Stated task: Write every entry out again exactly, please, and skip the pictures.

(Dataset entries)
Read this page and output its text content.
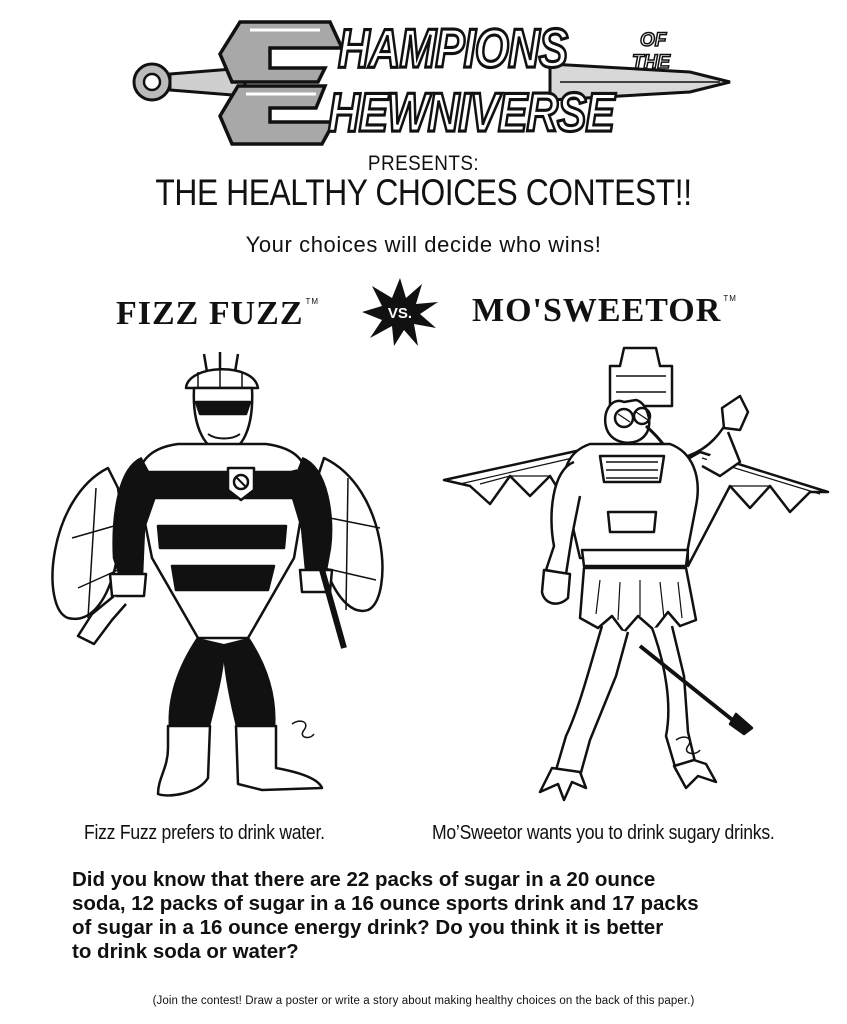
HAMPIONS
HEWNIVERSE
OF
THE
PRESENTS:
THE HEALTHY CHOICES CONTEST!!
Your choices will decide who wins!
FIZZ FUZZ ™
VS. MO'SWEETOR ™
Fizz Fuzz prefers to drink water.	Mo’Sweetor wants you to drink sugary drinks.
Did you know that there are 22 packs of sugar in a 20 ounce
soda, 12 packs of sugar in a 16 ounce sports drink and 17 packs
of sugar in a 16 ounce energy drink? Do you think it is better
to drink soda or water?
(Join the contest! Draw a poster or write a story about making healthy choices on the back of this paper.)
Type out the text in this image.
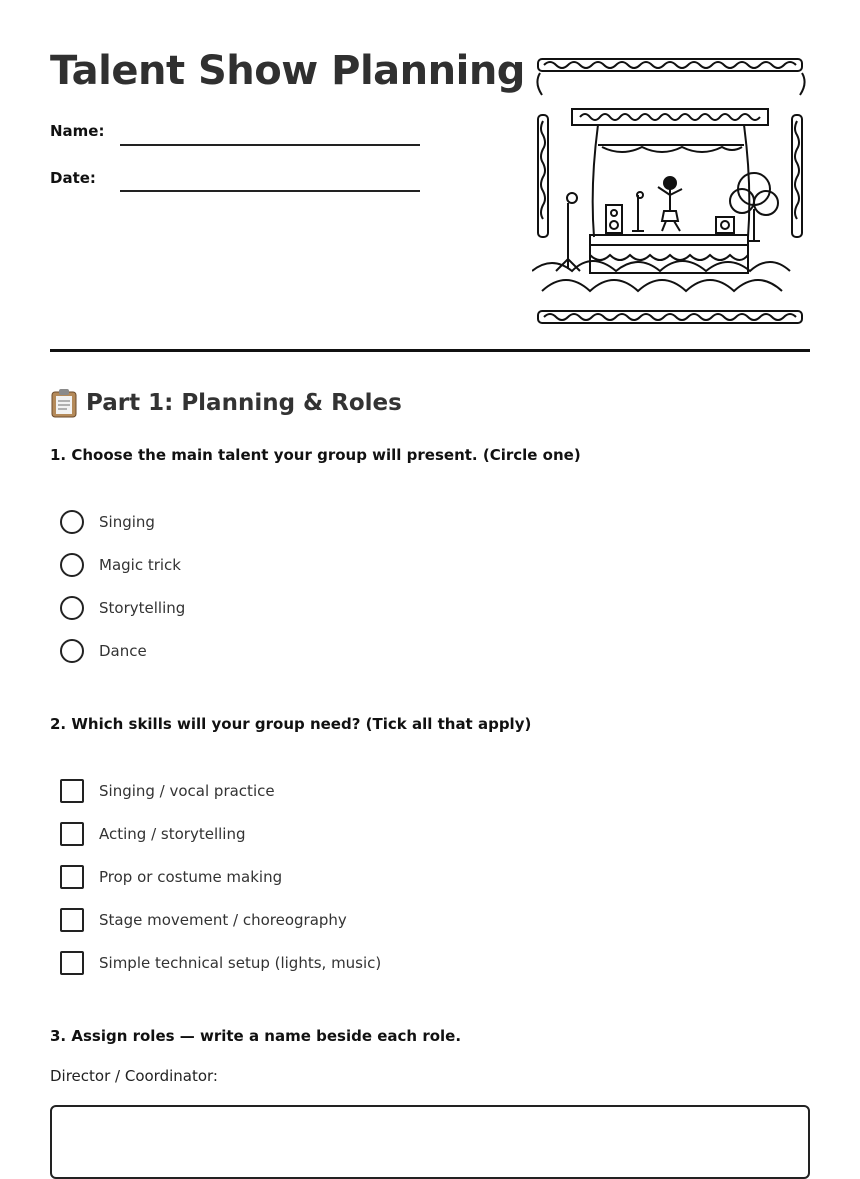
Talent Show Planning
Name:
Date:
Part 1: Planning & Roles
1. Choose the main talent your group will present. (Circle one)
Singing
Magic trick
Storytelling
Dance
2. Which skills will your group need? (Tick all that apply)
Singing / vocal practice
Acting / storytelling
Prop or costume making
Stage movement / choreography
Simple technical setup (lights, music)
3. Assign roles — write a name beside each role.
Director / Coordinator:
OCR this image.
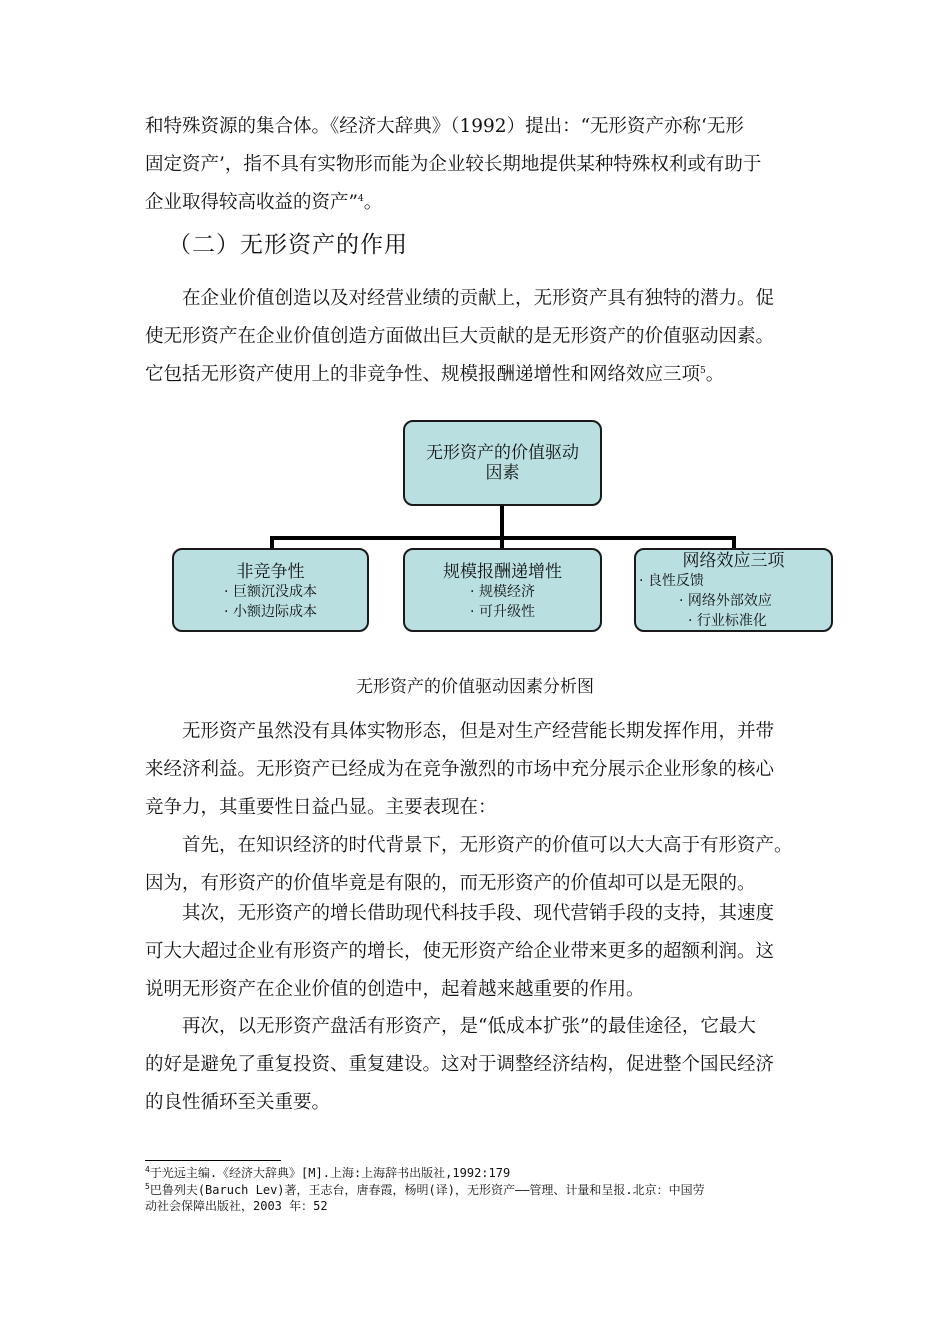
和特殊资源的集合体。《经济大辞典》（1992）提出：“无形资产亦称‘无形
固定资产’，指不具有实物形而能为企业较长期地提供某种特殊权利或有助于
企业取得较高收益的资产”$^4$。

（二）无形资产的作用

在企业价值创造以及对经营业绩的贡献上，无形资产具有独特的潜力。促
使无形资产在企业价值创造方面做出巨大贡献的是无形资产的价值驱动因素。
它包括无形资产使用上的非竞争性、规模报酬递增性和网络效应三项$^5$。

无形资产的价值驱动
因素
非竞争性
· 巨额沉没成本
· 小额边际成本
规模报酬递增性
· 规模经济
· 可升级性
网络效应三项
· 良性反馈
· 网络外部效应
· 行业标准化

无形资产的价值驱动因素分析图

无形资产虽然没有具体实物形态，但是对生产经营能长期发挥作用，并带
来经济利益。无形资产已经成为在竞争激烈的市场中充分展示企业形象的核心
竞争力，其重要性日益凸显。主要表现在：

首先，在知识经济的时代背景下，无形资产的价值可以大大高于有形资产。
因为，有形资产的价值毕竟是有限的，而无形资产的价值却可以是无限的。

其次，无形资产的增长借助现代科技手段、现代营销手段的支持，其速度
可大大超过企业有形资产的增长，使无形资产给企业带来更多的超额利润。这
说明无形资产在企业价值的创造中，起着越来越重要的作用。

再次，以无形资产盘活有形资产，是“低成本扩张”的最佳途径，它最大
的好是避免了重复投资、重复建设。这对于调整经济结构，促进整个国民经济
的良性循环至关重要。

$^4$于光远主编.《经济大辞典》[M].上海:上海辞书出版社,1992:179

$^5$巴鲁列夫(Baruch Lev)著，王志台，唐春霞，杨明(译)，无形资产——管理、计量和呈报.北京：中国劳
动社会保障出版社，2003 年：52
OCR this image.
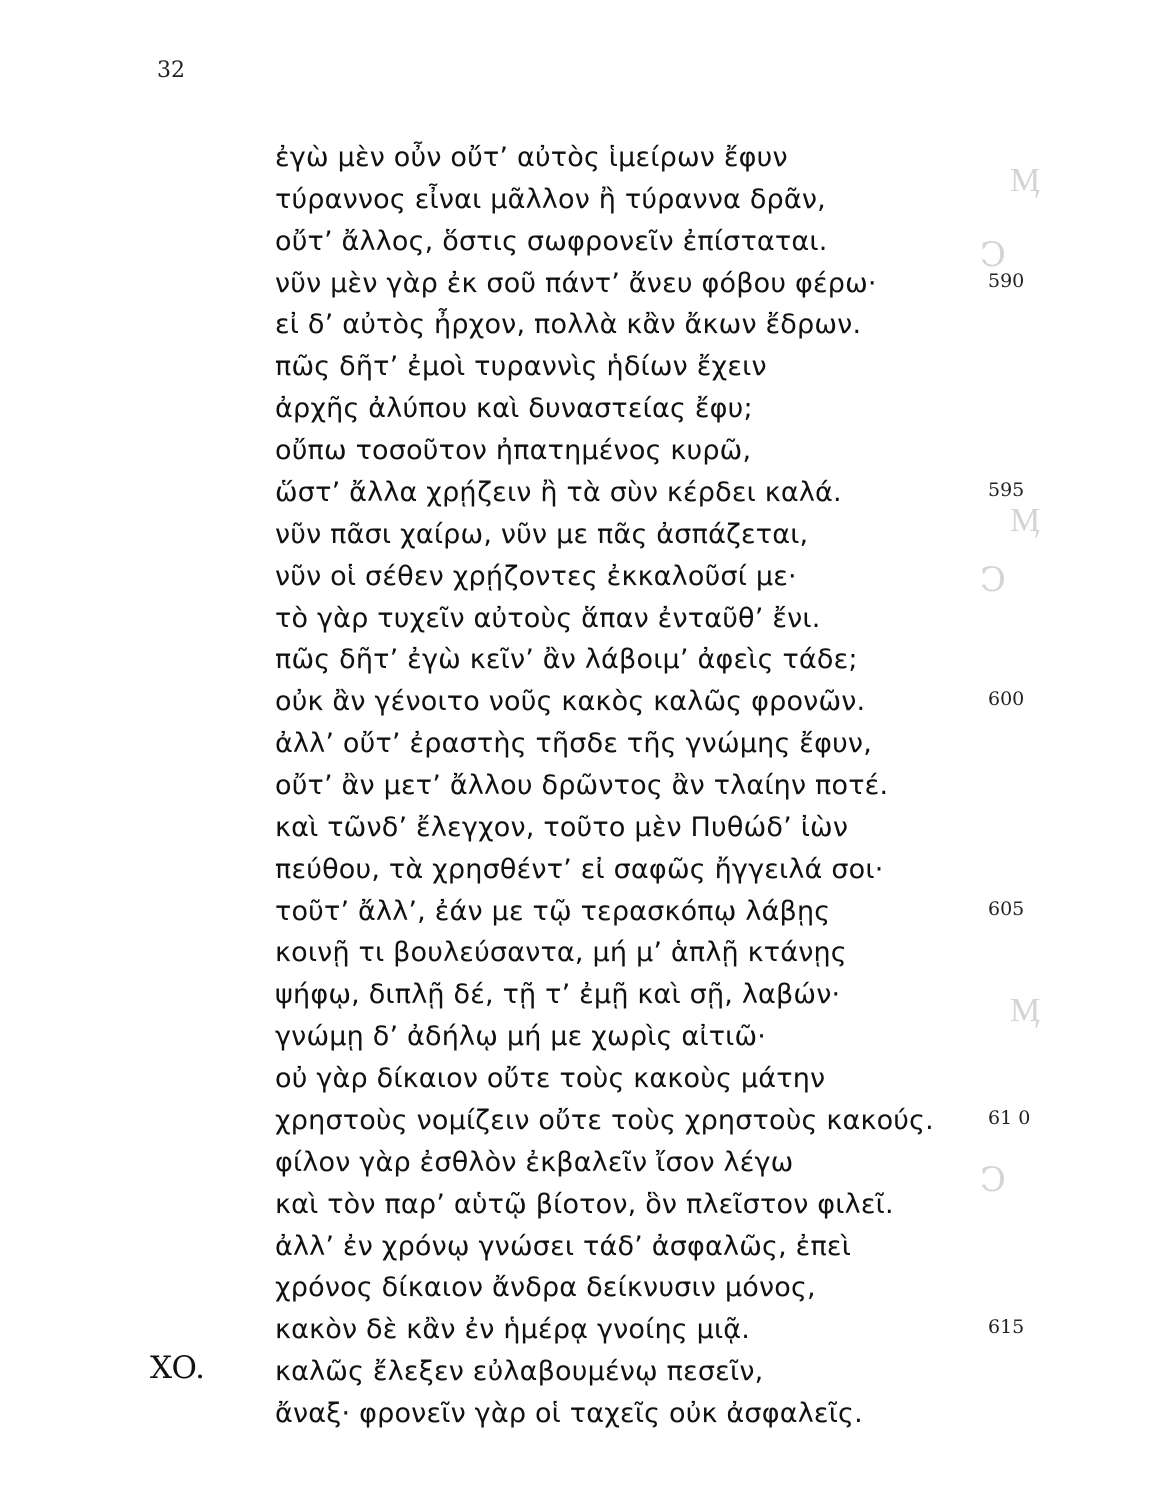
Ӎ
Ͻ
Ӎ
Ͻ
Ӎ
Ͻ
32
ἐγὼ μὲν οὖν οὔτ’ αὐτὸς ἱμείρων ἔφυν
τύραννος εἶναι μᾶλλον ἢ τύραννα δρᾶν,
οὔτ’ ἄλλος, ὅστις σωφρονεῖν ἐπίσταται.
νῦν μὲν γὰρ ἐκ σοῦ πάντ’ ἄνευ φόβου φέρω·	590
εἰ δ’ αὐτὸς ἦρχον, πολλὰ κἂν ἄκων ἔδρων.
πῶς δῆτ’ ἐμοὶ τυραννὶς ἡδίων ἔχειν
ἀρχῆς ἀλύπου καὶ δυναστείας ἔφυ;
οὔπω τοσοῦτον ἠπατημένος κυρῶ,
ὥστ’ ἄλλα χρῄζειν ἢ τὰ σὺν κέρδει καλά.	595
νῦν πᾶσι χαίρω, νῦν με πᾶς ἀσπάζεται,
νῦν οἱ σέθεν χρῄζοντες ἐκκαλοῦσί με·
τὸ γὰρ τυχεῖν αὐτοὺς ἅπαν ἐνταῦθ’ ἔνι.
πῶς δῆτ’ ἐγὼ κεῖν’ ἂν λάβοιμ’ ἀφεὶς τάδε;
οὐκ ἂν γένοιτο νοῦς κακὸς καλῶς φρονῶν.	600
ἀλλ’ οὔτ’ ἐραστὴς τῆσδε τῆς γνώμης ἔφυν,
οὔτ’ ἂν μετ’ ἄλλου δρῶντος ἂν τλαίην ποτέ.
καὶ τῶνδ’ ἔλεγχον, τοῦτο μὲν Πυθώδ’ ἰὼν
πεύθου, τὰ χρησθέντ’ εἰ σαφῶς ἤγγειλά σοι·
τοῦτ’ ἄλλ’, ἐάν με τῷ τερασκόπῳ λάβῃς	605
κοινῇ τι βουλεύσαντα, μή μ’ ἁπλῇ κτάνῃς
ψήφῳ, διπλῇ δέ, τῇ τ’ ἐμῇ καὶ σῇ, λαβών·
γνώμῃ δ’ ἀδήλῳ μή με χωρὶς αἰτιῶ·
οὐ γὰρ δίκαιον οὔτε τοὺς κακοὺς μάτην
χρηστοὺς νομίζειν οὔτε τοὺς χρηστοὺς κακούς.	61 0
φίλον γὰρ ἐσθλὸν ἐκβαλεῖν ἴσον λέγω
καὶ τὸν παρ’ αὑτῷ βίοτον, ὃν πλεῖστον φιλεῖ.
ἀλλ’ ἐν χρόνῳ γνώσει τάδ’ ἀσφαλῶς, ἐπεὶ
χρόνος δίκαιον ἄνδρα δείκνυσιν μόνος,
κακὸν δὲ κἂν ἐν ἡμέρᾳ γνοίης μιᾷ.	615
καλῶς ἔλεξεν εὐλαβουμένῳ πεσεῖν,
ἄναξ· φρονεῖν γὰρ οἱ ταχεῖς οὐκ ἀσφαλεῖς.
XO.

Correct response:
Read this page and output its text content.
HAMPIONS
HEWNIVERSE
OF
THE
PRESENTS:
THE HEALTHY CHOICES CONTEST!!
Your choices will decide who wins!
FIZZ FUZZ ™
VS. MO'SWEETOR ™
Fizz Fuzz prefers to drink water.	Mo’Sweetor wants you to drink sugary drinks.
Did you know that there are 22 packs of sugar in a 20 ounce
soda, 12 packs of sugar in a 16 ounce sports drink and 17 packs
of sugar in a 16 ounce energy drink? Do you think it is better
to drink soda or water?
(Join the contest! Draw a poster or write a story about making healthy choices on the back of this paper.)
Type out the text in this image.
Talent Show Planning
Name:
Date:
Part 1: Planning & Roles
1. Choose the main talent your group will present. (Circle one)
Singing
Magic trick
Storytelling
Dance
2. Which skills will your group need? (Tick all that apply)
Singing / vocal practice
Acting / storytelling
Prop or costume making
Stage movement / choreography
Simple technical setup (lights, music)
3. Assign roles — write a name beside each role.
Director / Coordinator:
OCR this image.
和特殊资源的集合体。《经济大辞典》（1992）提出：“无形资产亦称‘无形
固定资产’，指不具有实物形而能为企业较长期地提供某种特殊权利或有助于
企业取得较高收益的资产”$^4$。

（二）无形资产的作用

在企业价值创造以及对经营业绩的贡献上，无形资产具有独特的潜力。促
使无形资产在企业价值创造方面做出巨大贡献的是无形资产的价值驱动因素。
它包括无形资产使用上的非竞争性、规模报酬递增性和网络效应三项$^5$。

无形资产的价值驱动
因素
非竞争性
· 巨额沉没成本
· 小额边际成本
规模报酬递增性
· 规模经济
· 可升级性
网络效应三项
· 良性反馈
· 网络外部效应
· 行业标准化

无形资产的价值驱动因素分析图

无形资产虽然没有具体实物形态，但是对生产经营能长期发挥作用，并带
来经济利益。无形资产已经成为在竞争激烈的市场中充分展示企业形象的核心
竞争力，其重要性日益凸显。主要表现在：

首先，在知识经济的时代背景下，无形资产的价值可以大大高于有形资产。
因为，有形资产的价值毕竟是有限的，而无形资产的价值却可以是无限的。

其次，无形资产的增长借助现代科技手段、现代营销手段的支持，其速度
可大大超过企业有形资产的增长，使无形资产给企业带来更多的超额利润。这
说明无形资产在企业价值的创造中，起着越来越重要的作用。

再次，以无形资产盘活有形资产，是“低成本扩张”的最佳途径，它最大
的好是避免了重复投资、重复建设。这对于调整经济结构，促进整个国民经济
的良性循环至关重要。

$^4$于光远主编.《经济大辞典》[M].上海:上海辞书出版社,1992:179

$^5$巴鲁列夫(Baruch Lev)著，王志台，唐春霞，杨明(译)，无形资产——管理、计量和呈报.北京：中国劳
动社会保障出版社，2003 年：52
OCR this image.
Ӎ
Ͻ
Ӎ
Ͻ
Ӎ
Ͻ
32
ἐγὼ μὲν οὖν οὔτ’ αὐτὸς ἱμείρων ἔφυν
τύραννος εἶναι μᾶλλον ἢ τύραννα δρᾶν,
οὔτ’ ἄλλος, ὅστις σωφρονεῖν ἐπίσταται.
νῦν μὲν γὰρ ἐκ σοῦ πάντ’ ἄνευ φόβου φέρω·	590
εἰ δ’ αὐτὸς ἦρχον, πολλὰ κἂν ἄκων ἔδρων.
πῶς δῆτ’ ἐμοὶ τυραννὶς ἡδίων ἔχειν
ἀρχῆς ἀλύπου καὶ δυναστείας ἔφυ;
οὔπω τοσοῦτον ἠπατημένος κυρῶ,
ὥστ’ ἄλλα χρῄζειν ἢ τὰ σὺν κέρδει καλά.	595
νῦν πᾶσι χαίρω, νῦν με πᾶς ἀσπάζεται,
νῦν οἱ σέθεν χρῄζοντες ἐκκαλοῦσί με·
τὸ γὰρ τυχεῖν αὐτοὺς ἅπαν ἐνταῦθ’ ἔνι.
πῶς δῆτ’ ἐγὼ κεῖν’ ἂν λάβοιμ’ ἀφεὶς τάδε;
οὐκ ἂν γένοιτο νοῦς κακὸς καλῶς φρονῶν.	600
ἀλλ’ οὔτ’ ἐραστὴς τῆσδε τῆς γνώμης ἔφυν,
οὔτ’ ἂν μετ’ ἄλλου δρῶντος ἂν τλαίην ποτέ.
καὶ τῶνδ’ ἔλεγχον, τοῦτο μὲν Πυθώδ’ ἰὼν
πεύθου, τὰ χρησθέντ’ εἰ σαφῶς ἤγγειλά σοι·
τοῦτ’ ἄλλ’, ἐάν με τῷ τερασκόπῳ λάβῃς	605
κοινῇ τι βουλεύσαντα, μή μ’ ἁπλῇ κτάνῃς
ψήφῳ, διπλῇ δέ, τῇ τ’ ἐμῇ καὶ σῇ, λαβών·
γνώμῃ δ’ ἀδήλῳ μή με χωρὶς αἰτιῶ·
οὐ γὰρ δίκαιον οὔτε τοὺς κακοὺς μάτην
χρηστοὺς νομίζειν οὔτε τοὺς χρηστοὺς κακούς.	61 0
φίλον γὰρ ἐσθλὸν ἐκβαλεῖν ἴσον λέγω
καὶ τὸν παρ’ αὑτῷ βίοτον, ὃν πλεῖστον φιλεῖ.
ἀλλ’ ἐν χρόνῳ γνώσει τάδ’ ἀσφαλῶς, ἐπεὶ
χρόνος δίκαιον ἄνδρα δείκνυσιν μόνος,
κακὸν δὲ κἂν ἐν ἡμέρᾳ γνοίης μιᾷ.	615
καλῶς ἔλεξεν εὐλαβουμένῳ πεσεῖν,
ἄναξ· φρονεῖν γὰρ οἱ ταχεῖς οὐκ ἀσφαλεῖς.
XO.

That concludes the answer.